WHAT THE TASK ASKS — Go through the records line by line and work out how many lines hold the word "text". Answer with the number only.

* START *

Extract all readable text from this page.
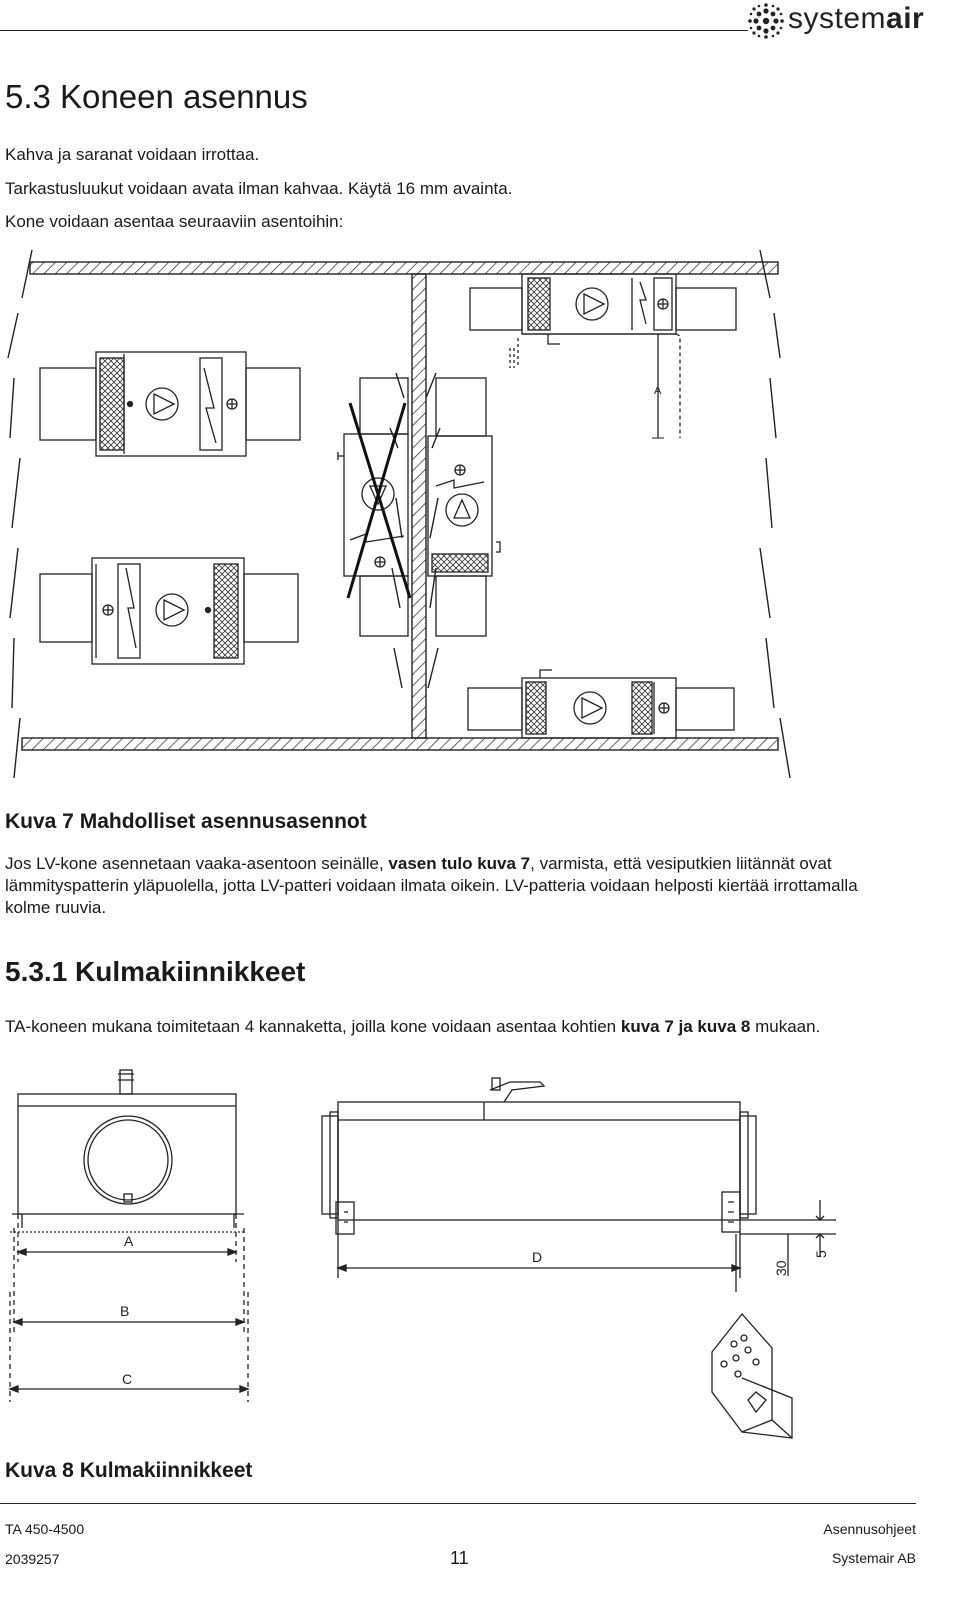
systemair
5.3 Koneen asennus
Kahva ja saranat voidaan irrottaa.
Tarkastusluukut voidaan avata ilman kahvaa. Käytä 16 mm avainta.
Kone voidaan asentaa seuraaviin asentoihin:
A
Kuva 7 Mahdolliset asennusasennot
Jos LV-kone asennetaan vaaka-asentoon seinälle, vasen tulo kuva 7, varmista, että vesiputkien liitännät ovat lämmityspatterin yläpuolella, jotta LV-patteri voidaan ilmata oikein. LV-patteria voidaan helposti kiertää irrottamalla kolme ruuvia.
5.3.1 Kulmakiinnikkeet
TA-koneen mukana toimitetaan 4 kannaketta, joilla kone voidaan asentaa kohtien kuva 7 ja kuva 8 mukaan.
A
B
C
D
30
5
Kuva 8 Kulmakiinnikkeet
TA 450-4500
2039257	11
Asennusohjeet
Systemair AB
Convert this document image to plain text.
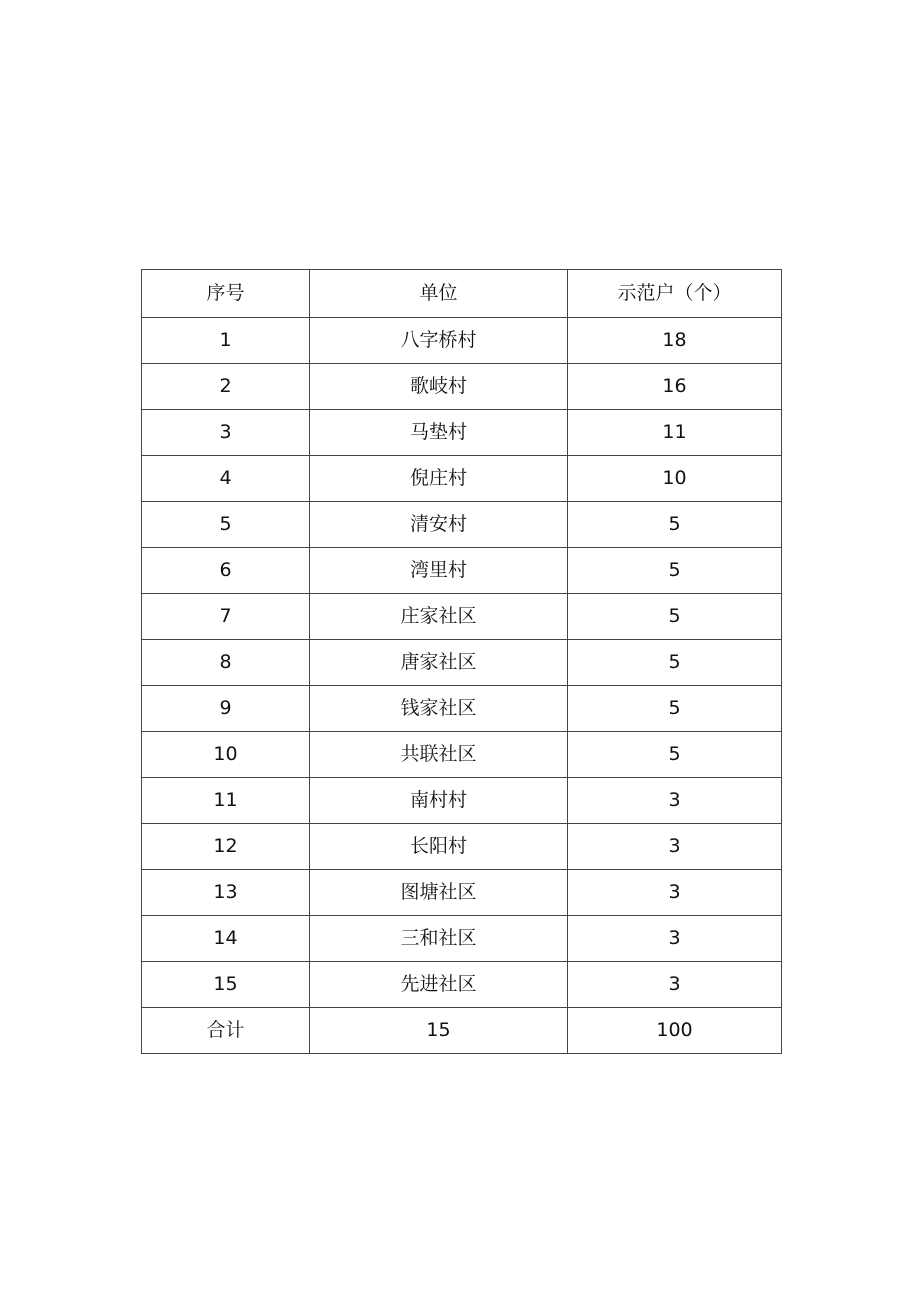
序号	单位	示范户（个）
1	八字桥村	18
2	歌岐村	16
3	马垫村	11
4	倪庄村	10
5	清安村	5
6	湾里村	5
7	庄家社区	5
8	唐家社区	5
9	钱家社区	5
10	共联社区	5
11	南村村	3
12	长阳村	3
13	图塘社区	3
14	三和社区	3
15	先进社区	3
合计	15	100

* END *

SOLUTION — 2